=== PASSAGE SHOWN ===
Account Holder Terms & Conditions

WHEREAS , International Payout Systems, Inc. (“i-payout”), located at 540 NE 4th Street, Ft Lauderdale FL 33301, provides the software platform for Wizards of the Coast (“Company”) to support a variety of services and technologies that facilitate, and are integral to, the execution and settlement of transactions for goods and services between “Company” and Account Holder. i-payout provides the platform solely for the purpose of effectuating a bona fide purchase, sale or settlement of goods and services.

These services include, but are not limited to: participant payment management, know your customer services; transaction tracking, recording and verification; maintenance of Account Holder portal for Account Holder transaction tracking; storage and review of backup and due diligence transaction documentation (such as invoices, identification documents, sales data and other verifications); the generation or issuance of tax documents such as W9s, W8s, 1099's and 1042S’s as applicable per agreement with Company; use of software platform for tracking all payment processing activity; clearance and settlement services; performance of necessary security screenings and checks on participants in transactions; technical support in multiple languages; customer service support in multiple languages. In providing these services, i-payout acts as a limited agent for the Company engaged in the provision of goods or services, as well as an agent for the Account Holder receiving the goods or services, subject to applicable conflict waivers.

=== INSTRUCTION A ===
From the terms and conditions, list every tax document that the text names.
=== INSTRUCTION B ===
For each statement, decide whether the terms and conditions support it. Give yes or no with the deciding words quoted: (i) i-payout is located in Ft Lauderdale, Florida; (ii) technical support is offered in a single language; (iii) i-payout acts as an agent only for the Company.
=== INSTRUCTION C ===
According to the terms and conditions, for which company does i-payout provide the software platform?

=== DATASET CONTENT ===
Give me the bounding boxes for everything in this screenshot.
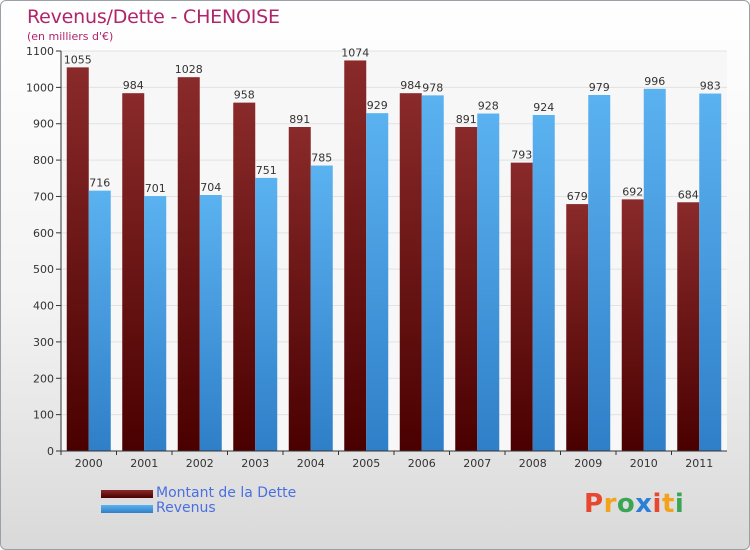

=== TASK SOLUTION A ===
W9s, W8s, 1099's, 1042S’s

=== TASK SOLUTION B ===
(i) Yes: "located at 540 NE 4th Street, Ft Lauderdale FL 33301"
(ii) No: "technical support in multiple languages"
(iii) No: "as well as an agent for the Account Holder receiving the goods or services"

=== TASK SOLUTION C ===
Wizards of the Coast